Available data —
»»

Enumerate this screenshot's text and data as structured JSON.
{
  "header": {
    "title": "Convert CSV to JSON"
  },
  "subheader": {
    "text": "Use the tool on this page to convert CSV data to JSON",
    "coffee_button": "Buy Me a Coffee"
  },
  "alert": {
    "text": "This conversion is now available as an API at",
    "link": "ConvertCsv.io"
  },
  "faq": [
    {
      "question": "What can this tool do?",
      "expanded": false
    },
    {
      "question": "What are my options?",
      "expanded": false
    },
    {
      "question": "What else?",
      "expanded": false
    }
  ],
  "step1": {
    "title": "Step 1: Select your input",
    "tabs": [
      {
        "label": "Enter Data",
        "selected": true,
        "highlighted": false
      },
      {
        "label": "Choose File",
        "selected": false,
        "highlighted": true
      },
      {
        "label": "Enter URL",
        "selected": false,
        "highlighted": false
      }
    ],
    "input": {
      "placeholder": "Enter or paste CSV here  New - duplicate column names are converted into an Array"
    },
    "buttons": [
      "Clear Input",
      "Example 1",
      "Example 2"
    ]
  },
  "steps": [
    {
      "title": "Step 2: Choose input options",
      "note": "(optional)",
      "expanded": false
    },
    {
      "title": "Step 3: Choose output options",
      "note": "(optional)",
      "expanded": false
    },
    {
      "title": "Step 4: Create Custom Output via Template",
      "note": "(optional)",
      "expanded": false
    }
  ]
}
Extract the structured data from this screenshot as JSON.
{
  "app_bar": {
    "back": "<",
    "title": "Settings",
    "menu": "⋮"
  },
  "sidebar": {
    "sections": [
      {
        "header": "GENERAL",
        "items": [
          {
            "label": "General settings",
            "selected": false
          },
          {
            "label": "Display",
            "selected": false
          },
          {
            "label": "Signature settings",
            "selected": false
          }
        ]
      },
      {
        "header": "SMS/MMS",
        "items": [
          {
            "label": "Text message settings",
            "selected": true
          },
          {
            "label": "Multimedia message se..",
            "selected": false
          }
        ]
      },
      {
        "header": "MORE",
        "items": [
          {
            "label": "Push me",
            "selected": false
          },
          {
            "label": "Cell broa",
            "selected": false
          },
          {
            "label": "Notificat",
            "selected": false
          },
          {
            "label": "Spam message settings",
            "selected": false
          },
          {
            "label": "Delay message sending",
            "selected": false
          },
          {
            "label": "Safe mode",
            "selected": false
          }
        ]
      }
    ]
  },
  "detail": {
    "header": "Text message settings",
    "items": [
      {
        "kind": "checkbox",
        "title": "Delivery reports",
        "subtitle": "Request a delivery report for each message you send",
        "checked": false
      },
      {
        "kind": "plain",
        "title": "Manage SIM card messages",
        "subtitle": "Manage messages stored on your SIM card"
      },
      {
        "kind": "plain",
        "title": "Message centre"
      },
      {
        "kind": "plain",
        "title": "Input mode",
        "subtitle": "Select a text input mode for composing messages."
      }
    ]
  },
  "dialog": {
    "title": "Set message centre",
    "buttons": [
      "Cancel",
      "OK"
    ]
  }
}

««

Given task —
Extract all lines of the records above that include "JSON".

Written solution —
Enumerate this screenshot's text and data as structured JSON.
    "title": "Convert CSV to JSON"
    "text": "Use the tool on this page to convert CSV data to JSON",
Extract the structured data from this screenshot as JSON.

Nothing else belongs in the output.